**REQUIRED WORK**: Scan the data beneath this task and copy each line that includes "text".

--- START MATERIAL PROVIDED ---

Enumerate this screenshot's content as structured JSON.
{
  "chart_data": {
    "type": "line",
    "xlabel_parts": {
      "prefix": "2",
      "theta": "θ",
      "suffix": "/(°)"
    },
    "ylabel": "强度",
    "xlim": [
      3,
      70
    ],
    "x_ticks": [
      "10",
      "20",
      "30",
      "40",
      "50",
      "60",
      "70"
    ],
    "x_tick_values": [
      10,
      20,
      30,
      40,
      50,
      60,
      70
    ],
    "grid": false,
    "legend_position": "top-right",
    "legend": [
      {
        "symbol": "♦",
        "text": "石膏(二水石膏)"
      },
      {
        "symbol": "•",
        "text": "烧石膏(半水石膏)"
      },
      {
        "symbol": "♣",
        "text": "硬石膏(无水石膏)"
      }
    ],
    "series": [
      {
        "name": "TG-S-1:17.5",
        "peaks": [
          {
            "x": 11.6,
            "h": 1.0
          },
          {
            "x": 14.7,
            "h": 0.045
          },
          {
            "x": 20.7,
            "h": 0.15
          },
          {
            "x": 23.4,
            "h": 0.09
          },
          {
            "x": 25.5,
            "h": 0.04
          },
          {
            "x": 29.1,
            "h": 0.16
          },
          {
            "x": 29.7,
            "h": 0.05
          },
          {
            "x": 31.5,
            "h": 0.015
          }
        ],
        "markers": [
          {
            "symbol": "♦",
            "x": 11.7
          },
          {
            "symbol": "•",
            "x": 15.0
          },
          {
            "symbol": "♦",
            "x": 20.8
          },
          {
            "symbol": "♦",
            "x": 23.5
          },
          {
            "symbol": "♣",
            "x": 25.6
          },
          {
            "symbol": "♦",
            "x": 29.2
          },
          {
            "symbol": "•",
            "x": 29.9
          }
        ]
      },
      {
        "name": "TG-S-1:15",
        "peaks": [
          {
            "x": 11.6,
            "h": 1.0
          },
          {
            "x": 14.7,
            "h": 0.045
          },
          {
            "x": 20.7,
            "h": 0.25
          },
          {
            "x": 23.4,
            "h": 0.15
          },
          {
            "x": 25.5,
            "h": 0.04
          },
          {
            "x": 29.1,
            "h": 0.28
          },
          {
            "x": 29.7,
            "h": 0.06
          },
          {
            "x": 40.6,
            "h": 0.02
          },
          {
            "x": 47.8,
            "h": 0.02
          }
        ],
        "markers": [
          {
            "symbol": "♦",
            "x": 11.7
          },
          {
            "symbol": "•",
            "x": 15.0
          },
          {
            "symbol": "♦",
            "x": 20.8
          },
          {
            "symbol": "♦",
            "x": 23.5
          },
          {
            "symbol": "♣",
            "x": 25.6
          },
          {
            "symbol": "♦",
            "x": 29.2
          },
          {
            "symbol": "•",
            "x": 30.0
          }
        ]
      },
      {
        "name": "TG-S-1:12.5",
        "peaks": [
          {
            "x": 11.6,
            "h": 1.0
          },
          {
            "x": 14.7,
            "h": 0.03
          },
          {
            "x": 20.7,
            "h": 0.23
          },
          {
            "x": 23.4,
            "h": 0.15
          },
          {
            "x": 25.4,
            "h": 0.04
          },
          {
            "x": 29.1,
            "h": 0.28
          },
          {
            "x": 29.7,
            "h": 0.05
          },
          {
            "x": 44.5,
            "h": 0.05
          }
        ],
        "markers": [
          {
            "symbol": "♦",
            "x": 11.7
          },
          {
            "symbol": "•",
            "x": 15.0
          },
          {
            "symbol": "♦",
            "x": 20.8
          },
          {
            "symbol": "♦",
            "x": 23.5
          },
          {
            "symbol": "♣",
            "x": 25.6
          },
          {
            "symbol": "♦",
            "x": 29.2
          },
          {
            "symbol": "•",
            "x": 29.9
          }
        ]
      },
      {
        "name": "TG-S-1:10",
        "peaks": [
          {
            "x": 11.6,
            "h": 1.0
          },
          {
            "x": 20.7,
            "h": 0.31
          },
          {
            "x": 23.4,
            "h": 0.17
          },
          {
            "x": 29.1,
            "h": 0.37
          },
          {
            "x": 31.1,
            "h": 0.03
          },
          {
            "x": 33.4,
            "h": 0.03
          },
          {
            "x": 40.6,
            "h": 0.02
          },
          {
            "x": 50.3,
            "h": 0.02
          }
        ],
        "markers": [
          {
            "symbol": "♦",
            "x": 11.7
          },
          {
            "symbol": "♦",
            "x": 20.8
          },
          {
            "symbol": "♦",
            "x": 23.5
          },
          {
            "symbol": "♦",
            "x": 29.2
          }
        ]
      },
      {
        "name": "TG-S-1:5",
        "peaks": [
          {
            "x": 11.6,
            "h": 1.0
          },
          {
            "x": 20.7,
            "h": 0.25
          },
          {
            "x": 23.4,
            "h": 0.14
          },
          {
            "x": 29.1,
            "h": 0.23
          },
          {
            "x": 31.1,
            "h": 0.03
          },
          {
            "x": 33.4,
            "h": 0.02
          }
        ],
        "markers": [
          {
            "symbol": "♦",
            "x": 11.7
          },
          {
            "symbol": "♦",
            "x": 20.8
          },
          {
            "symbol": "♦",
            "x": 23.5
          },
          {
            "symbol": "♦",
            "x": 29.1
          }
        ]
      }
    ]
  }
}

--- END MATERIAL PROVIDED ---

**TASK RESPONSE**:
        "text": "石膏(二水石膏)"
        "text": "烧石膏(半水石膏)"
        "text": "硬石膏(无水石膏)"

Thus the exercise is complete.